◆ **Short problem 1**: In the court order excerpt, approximately how many days of delay in filing the Appeal did the court condone?

◆ **Selected extract**:
Navin Sinha, J. (Oral) - I.A. No. 1997 of 2013 has been filed to condone the delay of approximately 154 days in the filing of the Appeal. Having heard counsel for the parties and the reasons for the delay, in the interest of justice, we condone the same and take up the Appeal for disposal on merits.
2. In view of the nature of order to be passed, we refrain from considering on merits the submissions on behalf of the parties lest it may be prejudice either party. All questions of facts and law are therefore left open to be agitated by the parties before the Appellate Tribunal forum.
3. A proceeding was drawn up under Section 7A of the Employees Provident Fund and Miscellaneous Provisions Act, 1952 (hereinafter called "the Act") against the respondent for determining the amount due. After an enquiry, with due opportunity to the respondents, the dues payable under Section 7A and 7Q of the Act were determined by order dated 30.06.2006.
4. The respondent challenged the same in C.W.J.C. No. 9102 of 2006. The learned Single Judge opined that fixation of liability "on a begotten kind of evidence" was not sustainable. The order was set aside and any recovery made was directed to be refunded.

◆ **Data section**:
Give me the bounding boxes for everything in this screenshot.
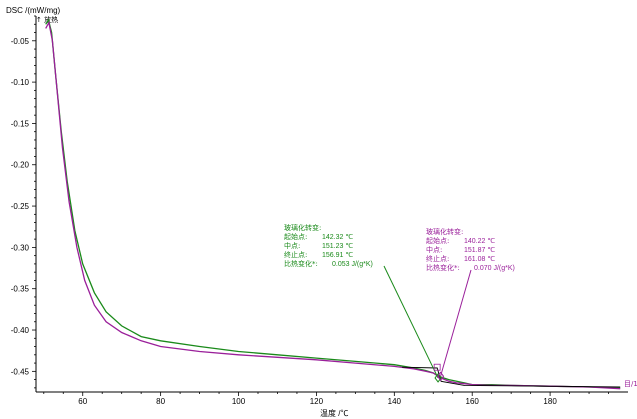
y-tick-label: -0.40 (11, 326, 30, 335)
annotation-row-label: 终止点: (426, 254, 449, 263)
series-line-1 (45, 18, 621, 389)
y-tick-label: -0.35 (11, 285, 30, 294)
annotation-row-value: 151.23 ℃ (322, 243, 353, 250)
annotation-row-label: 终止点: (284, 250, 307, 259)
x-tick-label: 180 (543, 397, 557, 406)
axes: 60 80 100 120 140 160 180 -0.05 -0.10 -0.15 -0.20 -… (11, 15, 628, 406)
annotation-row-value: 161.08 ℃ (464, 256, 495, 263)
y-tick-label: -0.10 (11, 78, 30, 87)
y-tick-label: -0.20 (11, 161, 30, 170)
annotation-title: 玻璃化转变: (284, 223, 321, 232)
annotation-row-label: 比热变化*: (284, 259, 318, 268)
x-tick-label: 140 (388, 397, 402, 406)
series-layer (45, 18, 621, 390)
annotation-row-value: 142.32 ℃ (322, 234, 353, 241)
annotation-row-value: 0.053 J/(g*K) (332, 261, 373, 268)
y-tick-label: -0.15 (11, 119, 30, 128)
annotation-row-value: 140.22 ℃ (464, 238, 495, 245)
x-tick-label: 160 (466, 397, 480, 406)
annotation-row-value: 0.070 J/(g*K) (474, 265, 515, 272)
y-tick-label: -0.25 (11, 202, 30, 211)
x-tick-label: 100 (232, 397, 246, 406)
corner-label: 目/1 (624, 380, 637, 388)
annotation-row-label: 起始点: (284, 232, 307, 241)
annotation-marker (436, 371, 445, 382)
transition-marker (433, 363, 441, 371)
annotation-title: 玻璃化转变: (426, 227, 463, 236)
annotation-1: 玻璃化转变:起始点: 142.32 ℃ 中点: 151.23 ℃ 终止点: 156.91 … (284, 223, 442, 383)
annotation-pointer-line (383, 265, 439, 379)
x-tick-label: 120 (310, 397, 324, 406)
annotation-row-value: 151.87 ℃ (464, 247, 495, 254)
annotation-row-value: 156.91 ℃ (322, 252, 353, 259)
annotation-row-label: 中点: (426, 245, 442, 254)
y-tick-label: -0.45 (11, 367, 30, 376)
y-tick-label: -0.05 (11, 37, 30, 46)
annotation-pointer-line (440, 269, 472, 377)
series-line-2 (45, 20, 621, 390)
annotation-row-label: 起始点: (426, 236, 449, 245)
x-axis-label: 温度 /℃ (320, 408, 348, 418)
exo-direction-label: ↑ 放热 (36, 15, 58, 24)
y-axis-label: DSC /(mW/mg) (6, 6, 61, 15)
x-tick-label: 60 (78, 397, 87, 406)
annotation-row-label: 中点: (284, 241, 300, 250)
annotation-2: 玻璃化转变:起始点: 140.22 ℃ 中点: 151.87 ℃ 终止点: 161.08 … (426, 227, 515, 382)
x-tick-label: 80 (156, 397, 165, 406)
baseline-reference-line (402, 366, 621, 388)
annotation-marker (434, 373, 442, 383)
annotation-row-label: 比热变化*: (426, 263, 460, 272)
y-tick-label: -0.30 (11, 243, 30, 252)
==
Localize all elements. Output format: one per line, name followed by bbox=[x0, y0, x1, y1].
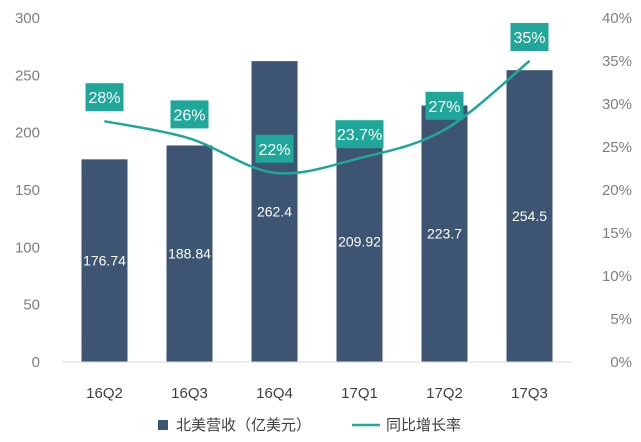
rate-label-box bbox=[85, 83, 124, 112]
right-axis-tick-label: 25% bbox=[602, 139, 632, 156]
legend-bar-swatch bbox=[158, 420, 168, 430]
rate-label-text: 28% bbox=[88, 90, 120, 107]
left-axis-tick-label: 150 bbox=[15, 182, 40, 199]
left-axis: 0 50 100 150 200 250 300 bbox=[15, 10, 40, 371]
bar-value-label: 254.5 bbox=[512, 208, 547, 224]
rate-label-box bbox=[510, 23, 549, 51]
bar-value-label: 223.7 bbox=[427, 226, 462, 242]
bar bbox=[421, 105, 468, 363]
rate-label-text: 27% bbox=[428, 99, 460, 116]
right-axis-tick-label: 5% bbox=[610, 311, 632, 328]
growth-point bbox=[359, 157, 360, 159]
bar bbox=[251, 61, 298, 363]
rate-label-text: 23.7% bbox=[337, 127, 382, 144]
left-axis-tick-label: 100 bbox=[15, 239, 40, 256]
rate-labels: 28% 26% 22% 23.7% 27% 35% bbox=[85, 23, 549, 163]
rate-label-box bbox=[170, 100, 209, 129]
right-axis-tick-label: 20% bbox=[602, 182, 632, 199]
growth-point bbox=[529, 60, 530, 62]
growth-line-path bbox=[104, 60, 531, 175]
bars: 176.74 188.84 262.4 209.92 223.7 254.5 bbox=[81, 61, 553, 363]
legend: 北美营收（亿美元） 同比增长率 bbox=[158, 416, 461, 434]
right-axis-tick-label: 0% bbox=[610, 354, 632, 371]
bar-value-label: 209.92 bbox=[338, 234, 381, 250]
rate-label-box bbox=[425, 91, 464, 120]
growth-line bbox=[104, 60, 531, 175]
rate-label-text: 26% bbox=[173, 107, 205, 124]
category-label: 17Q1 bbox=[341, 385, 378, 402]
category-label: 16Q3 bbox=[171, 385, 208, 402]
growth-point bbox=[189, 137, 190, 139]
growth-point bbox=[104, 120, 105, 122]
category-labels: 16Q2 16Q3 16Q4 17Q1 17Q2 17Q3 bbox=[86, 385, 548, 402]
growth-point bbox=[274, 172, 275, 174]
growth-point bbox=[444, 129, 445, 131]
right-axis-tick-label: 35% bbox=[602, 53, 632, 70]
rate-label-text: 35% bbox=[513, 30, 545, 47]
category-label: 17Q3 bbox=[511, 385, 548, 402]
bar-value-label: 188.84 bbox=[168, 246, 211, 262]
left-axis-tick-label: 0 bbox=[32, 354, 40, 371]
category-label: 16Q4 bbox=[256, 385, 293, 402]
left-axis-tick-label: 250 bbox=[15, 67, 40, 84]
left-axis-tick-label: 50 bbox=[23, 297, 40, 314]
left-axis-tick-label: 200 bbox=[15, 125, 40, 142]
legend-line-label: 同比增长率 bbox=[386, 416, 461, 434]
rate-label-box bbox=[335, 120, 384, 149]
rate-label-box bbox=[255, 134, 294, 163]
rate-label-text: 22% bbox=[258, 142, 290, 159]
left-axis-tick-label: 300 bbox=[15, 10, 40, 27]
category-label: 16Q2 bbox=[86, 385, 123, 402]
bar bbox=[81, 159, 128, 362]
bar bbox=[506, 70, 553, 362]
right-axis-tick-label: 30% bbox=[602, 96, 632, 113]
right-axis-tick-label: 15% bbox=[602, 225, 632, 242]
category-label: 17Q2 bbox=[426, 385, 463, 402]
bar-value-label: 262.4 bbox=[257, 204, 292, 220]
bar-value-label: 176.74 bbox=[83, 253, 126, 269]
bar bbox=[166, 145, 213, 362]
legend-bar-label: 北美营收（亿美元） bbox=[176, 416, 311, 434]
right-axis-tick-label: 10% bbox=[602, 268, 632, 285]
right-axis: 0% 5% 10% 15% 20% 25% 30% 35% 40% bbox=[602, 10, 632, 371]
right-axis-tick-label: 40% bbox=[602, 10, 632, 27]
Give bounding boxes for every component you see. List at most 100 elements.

◆ **Short problem 2**: Render the lines of the records starting at the line that contains "rate-label-box bbox=[85, 83, 124, 112]" and ending at the line that contains "bar bbox=[251, 61, 298, 363]" as a Markdown table with the columns Row and Line, leaving out blank lines.

◆ **Correct answer 1**: Approximately 154 days.

◆ **Correct answer 2**:
| Row | Line |
|---|---|
| 1 | rate-label-box bbox=[85, 83, 124, 112] |
| 2 | right-axis-tick-label: 25% bbox=[602, 139, 632, 156] |
| 3 | legend-bar-swatch bbox=[158, 420, 168, 430] |
| 4 | rate-label-text: 28% bbox=[88, 90, 120, 107] |
| 5 | left-axis-tick-label: 150 bbox=[15, 182, 40, 199] |
| 6 | left-axis: 0 50 100 150 200 250 300 bbox=[15, 10, 40, 371] |
| 7 | bar-value-label: 254.5 bbox=[512, 208, 547, 224] |
| 8 | rate-label-box bbox=[510, 23, 549, 51] |
| 9 | bar-value-label: 223.7 bbox=[427, 226, 462, 242] |
| 10 | bar bbox=[421, 105, 468, 363] |
| 11 | rate-label-text: 27% bbox=[428, 99, 460, 116] |
| 12 | right-axis-tick-label: 5% bbox=[610, 311, 632, 328] |
| 13 | growth-point bbox=[359, 157, 360, 159] |
| 14 | bar bbox=[251, 61, 298, 363] |